Transcribe all of the data exactly. Omit the pictures.

(A block of data)
########
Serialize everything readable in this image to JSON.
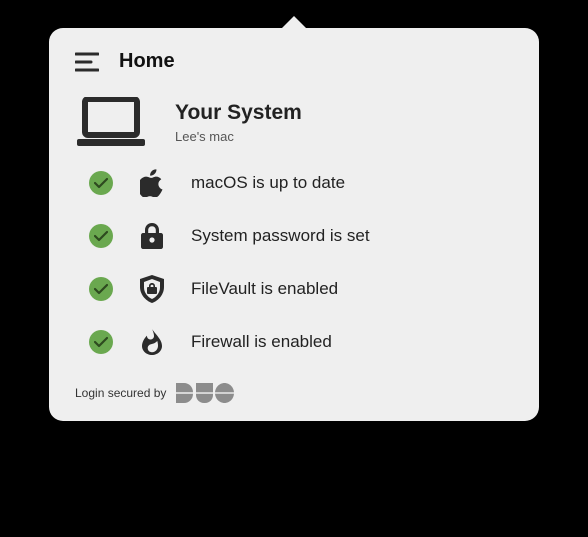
{
  "header": {
    "title": "Home"
  },
  "system": {
    "title": "Your System",
    "subtitle": "Lee's mac"
  },
  "items": [
    {
      "label": "macOS is up to date"
    },
    {
      "label": "System password is set"
    },
    {
      "label": "FileVault is enabled"
    },
    {
      "label": "Firewall is enabled"
    }
  ],
  "footer": {
    "secured": "Login secured by"
  }
}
########
* _RESPONSE FOR THIS EXERCISE_:
Serialize everything readable in this image to JSON.
{
  "header": {
    "title": "Home"
  },
  "system": {
    "title": "Your System",
    "subtitle": "Lee's mac"
  },
  "items": [
    {
      "label": "macOS is up to date"
    },
    {
      "label": "System password is set"
    },
    {
      "label": "FileVault is enabled"
    },
    {
      "label": "Firewall is enabled"
    }
  ],
  "footer": {
    "secured": "Login secured by"
  }
}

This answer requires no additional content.